### What to work on
Using the material that follows, identify and copy each line with the string "have".
#### Data rows
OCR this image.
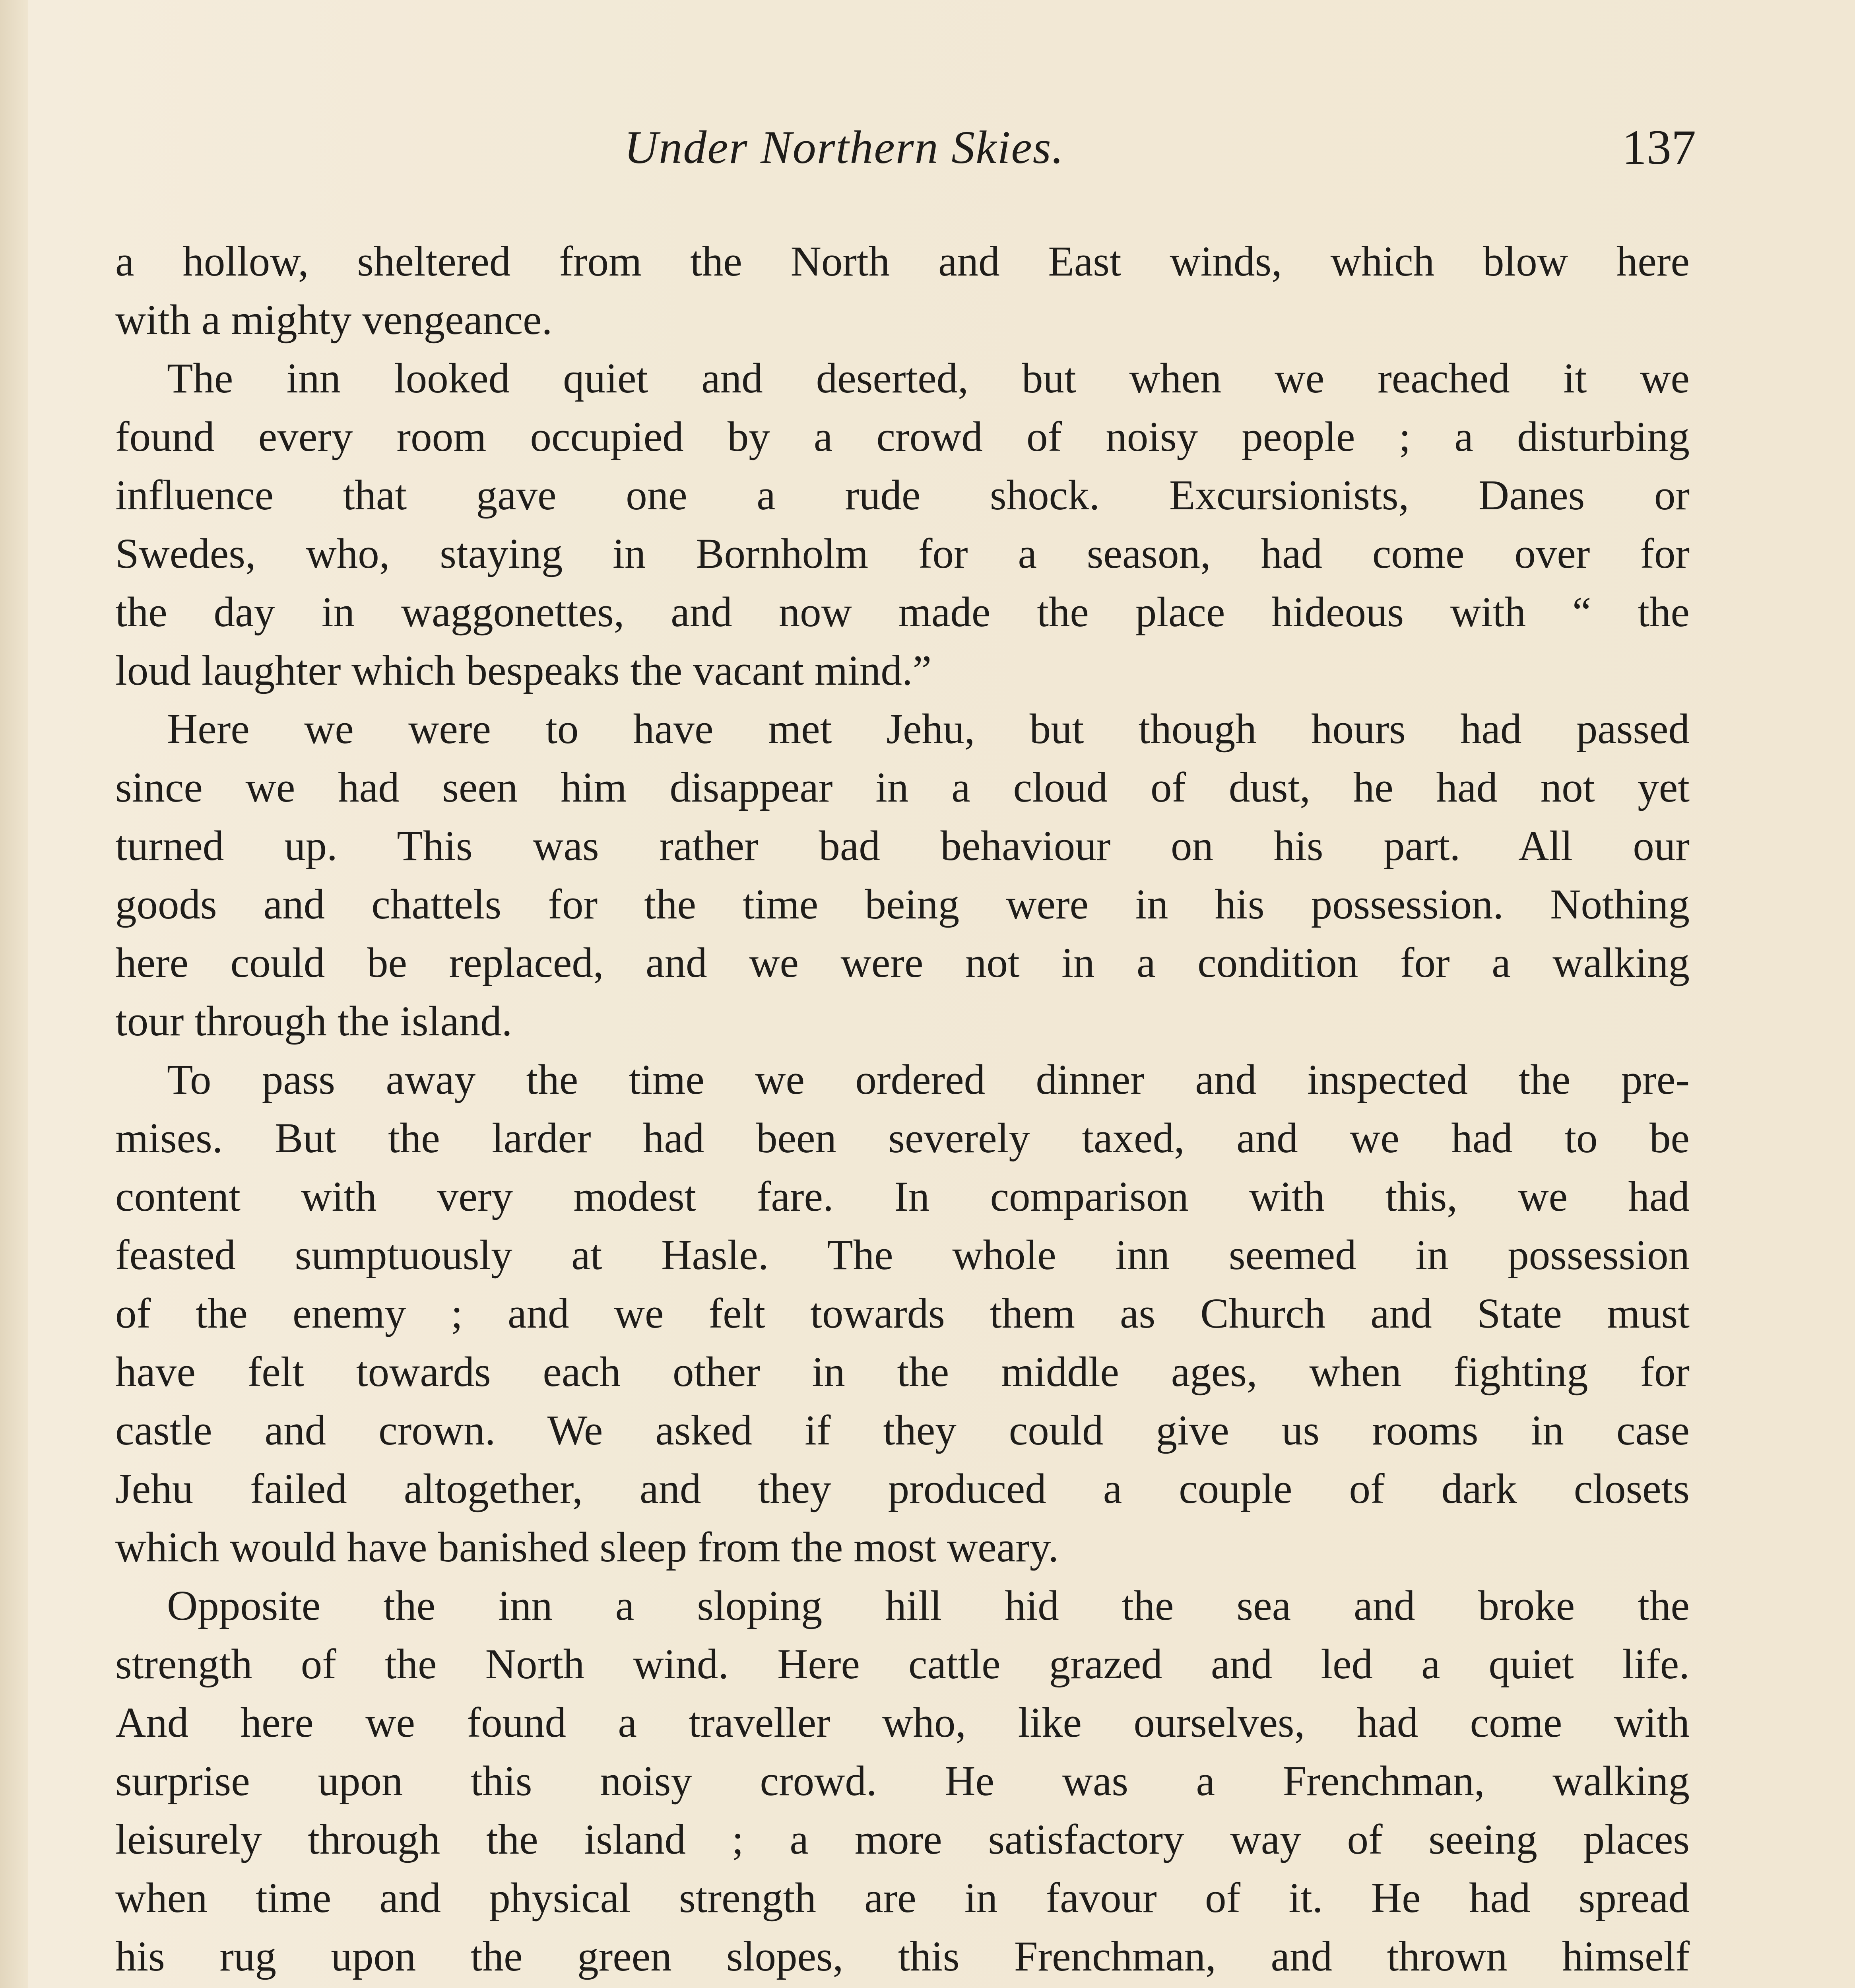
Under Northern Skies.	137
a hollow, sheltered from the North and East winds, which blow here
with a mighty vengeance.
The inn looked quiet and deserted, but when we reached it we
found every room occupied by a crowd of noisy people ; a disturbing
influence that gave one a rude shock. Excursionists, Danes or
Swedes, who, staying in Bornholm for a season, had come over for
the day in waggonettes, and now made the place hideous with “ the
loud laughter which bespeaks the vacant mind.”
Here we were to have met Jehu, but though hours had passed
since we had seen him disappear in a cloud of dust, he had not yet
turned up. This was rather bad behaviour on his part. All our
goods and chattels for the time being were in his possession. Nothing
here could be replaced, and we were not in a condition for a walking
tour through the island.
To pass away the time we ordered dinner and inspected the pre-
mises. But the larder had been severely taxed, and we had to be
content with very modest fare. In comparison with this, we had
feasted sumptuously at Hasle. The whole inn seemed in possession
of the enemy ; and we felt towards them as Church and State must
have felt towards each other in the middle ages, when fighting for
castle and crown. We asked if they could give us rooms in case
Jehu failed altogether, and they produced a couple of dark closets
which would have banished sleep from the most weary.
Opposite the inn a sloping hill hid the sea and broke the
strength of the North wind. Here cattle grazed and led a quiet life.
And here we found a traveller who, like ourselves, had come with
surprise upon this noisy crowd. He was a Frenchman, walking
leisurely through the island ; a more satisfactory way of seeing places
when time and physical strength are in favour of it. He had spread
his rug upon the green slopes, this Frenchman, and thrown himself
########
### Exercise output
Here we were to have met Jehu, but though hours had passed
have felt towards each other in the middle ages, when fighting for
which would have banished sleep from the most weary.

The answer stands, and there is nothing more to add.